Do this:
Please copy every one of the records below word for word, leaving each line unchanged.

Dataset items:
━━━━━━━━━━
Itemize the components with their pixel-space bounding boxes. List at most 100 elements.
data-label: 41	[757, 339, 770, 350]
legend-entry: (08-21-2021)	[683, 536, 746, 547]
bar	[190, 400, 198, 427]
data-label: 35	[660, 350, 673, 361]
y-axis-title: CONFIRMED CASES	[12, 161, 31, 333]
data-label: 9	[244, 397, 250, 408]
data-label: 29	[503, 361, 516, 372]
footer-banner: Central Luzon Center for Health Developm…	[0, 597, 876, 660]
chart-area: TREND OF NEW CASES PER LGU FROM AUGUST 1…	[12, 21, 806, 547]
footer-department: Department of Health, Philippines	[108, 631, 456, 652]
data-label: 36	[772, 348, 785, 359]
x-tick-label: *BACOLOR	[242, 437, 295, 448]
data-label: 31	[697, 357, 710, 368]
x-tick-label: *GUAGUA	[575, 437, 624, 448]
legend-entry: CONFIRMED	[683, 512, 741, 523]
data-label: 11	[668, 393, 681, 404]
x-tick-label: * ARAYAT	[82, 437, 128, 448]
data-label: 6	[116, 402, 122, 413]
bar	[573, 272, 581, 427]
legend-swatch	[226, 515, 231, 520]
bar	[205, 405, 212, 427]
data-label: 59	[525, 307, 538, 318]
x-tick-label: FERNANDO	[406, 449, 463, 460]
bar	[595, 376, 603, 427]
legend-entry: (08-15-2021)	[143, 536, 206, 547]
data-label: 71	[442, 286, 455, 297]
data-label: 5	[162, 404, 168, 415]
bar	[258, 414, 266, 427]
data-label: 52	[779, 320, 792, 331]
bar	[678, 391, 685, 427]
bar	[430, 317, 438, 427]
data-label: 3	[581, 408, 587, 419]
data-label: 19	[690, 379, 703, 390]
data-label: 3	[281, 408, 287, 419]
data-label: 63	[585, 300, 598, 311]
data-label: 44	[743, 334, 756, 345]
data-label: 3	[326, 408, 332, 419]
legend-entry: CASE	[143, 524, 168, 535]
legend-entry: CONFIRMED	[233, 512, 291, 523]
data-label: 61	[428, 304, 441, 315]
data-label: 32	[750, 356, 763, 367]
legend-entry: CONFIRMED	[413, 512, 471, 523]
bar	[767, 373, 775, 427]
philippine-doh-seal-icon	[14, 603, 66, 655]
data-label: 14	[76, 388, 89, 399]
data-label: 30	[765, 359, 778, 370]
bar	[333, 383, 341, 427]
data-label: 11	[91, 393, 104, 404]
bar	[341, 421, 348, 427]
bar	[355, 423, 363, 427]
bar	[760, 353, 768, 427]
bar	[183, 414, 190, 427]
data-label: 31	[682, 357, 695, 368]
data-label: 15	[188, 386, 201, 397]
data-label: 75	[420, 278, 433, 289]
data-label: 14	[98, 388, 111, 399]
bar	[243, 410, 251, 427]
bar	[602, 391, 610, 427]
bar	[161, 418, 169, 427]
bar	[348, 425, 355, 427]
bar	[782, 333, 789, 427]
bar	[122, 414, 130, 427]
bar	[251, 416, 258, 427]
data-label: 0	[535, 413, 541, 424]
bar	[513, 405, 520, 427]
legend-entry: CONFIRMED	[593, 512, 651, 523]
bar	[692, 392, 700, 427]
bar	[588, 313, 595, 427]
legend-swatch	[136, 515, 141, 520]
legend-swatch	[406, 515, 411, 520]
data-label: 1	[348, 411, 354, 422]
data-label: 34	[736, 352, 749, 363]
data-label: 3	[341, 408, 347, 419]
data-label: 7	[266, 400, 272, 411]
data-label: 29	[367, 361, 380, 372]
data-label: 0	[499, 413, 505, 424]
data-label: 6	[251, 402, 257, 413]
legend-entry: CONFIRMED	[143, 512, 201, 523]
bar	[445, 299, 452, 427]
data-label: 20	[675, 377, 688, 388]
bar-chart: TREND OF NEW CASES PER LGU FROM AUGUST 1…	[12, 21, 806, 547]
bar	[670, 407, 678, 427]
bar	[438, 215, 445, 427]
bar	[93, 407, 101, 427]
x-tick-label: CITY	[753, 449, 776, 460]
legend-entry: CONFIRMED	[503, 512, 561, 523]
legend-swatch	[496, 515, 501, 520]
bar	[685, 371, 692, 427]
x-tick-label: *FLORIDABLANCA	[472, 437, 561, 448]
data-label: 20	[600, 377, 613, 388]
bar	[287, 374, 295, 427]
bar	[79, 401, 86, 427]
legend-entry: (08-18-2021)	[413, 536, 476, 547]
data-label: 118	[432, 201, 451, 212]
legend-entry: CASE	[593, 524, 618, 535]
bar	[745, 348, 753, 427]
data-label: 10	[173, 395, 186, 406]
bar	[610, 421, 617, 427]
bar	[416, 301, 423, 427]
━━━━━━━━━━
Final result:
Itemize the components with their pixel-space bounding boxes. List at most 100 elements.
data-label: 41	[757, 339, 770, 350]
legend-entry: (08-21-2021)	[683, 536, 746, 547]
bar	[190, 400, 198, 427]
data-label: 35	[660, 350, 673, 361]
y-axis-title: CONFIRMED CASES	[12, 161, 31, 333]
data-label: 9	[244, 397, 250, 408]
data-label: 29	[503, 361, 516, 372]
footer-banner: Central Luzon Center for Health Developm…	[0, 597, 876, 660]
chart-area: TREND OF NEW CASES PER LGU FROM AUGUST 1…	[12, 21, 806, 547]
footer-department: Department of Health, Philippines	[108, 631, 456, 652]
data-label: 36	[772, 348, 785, 359]
x-tick-label: *BACOLOR	[242, 437, 295, 448]
data-label: 31	[697, 357, 710, 368]
x-tick-label: *GUAGUA	[575, 437, 624, 448]
legend-entry: CONFIRMED	[683, 512, 741, 523]
data-label: 11	[668, 393, 681, 404]
x-tick-label: * ARAYAT	[82, 437, 128, 448]
data-label: 6	[116, 402, 122, 413]
bar	[573, 272, 581, 427]
legend-swatch	[226, 515, 231, 520]
bar	[205, 405, 212, 427]
data-label: 59	[525, 307, 538, 318]
x-tick-label: FERNANDO	[406, 449, 463, 460]
bar	[595, 376, 603, 427]
legend-entry: (08-15-2021)	[143, 536, 206, 547]
data-label: 71	[442, 286, 455, 297]
data-label: 5	[162, 404, 168, 415]
bar	[258, 414, 266, 427]
data-label: 52	[779, 320, 792, 331]
bar	[678, 391, 685, 427]
bar	[430, 317, 438, 427]
data-label: 3	[581, 408, 587, 419]
data-label: 19	[690, 379, 703, 390]
data-label: 3	[281, 408, 287, 419]
data-label: 63	[585, 300, 598, 311]
data-label: 44	[743, 334, 756, 345]
data-label: 3	[326, 408, 332, 419]
legend-entry: CASE	[143, 524, 168, 535]
legend-entry: CONFIRMED	[233, 512, 291, 523]
data-label: 61	[428, 304, 441, 315]
data-label: 32	[750, 356, 763, 367]
legend-entry: CONFIRMED	[413, 512, 471, 523]
bar	[767, 373, 775, 427]
philippine-doh-seal-icon	[14, 603, 66, 655]
data-label: 14	[76, 388, 89, 399]
data-label: 30	[765, 359, 778, 370]
bar	[333, 383, 341, 427]
data-label: 11	[91, 393, 104, 404]
bar	[341, 421, 348, 427]
bar	[355, 423, 363, 427]
bar	[760, 353, 768, 427]
bar	[183, 414, 190, 427]
data-label: 31	[682, 357, 695, 368]
data-label: 15	[188, 386, 201, 397]
data-label: 75	[420, 278, 433, 289]
data-label: 14	[98, 388, 111, 399]
bar	[243, 410, 251, 427]
bar	[602, 391, 610, 427]
bar	[161, 418, 169, 427]
bar	[348, 425, 355, 427]
bar	[782, 333, 789, 427]
bar	[122, 414, 130, 427]
bar	[251, 416, 258, 427]
data-label: 0	[535, 413, 541, 424]
bar	[513, 405, 520, 427]
legend-entry: CONFIRMED	[593, 512, 651, 523]
bar	[692, 392, 700, 427]
bar	[588, 313, 595, 427]
legend-swatch	[136, 515, 141, 520]
legend-swatch	[406, 515, 411, 520]
data-label: 1	[348, 411, 354, 422]
data-label: 34	[736, 352, 749, 363]
data-label: 3	[341, 408, 347, 419]
data-label: 7	[266, 400, 272, 411]
data-label: 29	[367, 361, 380, 372]
data-label: 0	[499, 413, 505, 424]
data-label: 6	[251, 402, 257, 413]
legend-entry: CONFIRMED	[143, 512, 201, 523]
bar	[445, 299, 452, 427]
data-label: 20	[675, 377, 688, 388]
bar-chart: TREND OF NEW CASES PER LGU FROM AUGUST 1…	[12, 21, 806, 547]
bar	[670, 407, 678, 427]
bar	[438, 215, 445, 427]
bar	[93, 407, 101, 427]
x-tick-label: CITY	[753, 449, 776, 460]
legend-entry: CONFIRMED	[503, 512, 561, 523]
legend-swatch	[496, 515, 501, 520]
bar	[685, 371, 692, 427]
x-tick-label: *FLORIDABLANCA	[472, 437, 561, 448]
data-label: 20	[600, 377, 613, 388]
bar	[287, 374, 295, 427]
bar	[79, 401, 86, 427]
legend-entry: (08-18-2021)	[413, 536, 476, 547]
data-label: 118	[432, 201, 451, 212]
legend-entry: CASE	[593, 524, 618, 535]
bar	[745, 348, 753, 427]
data-label: 10	[173, 395, 186, 406]
bar	[610, 421, 617, 427]
bar	[416, 301, 423, 427]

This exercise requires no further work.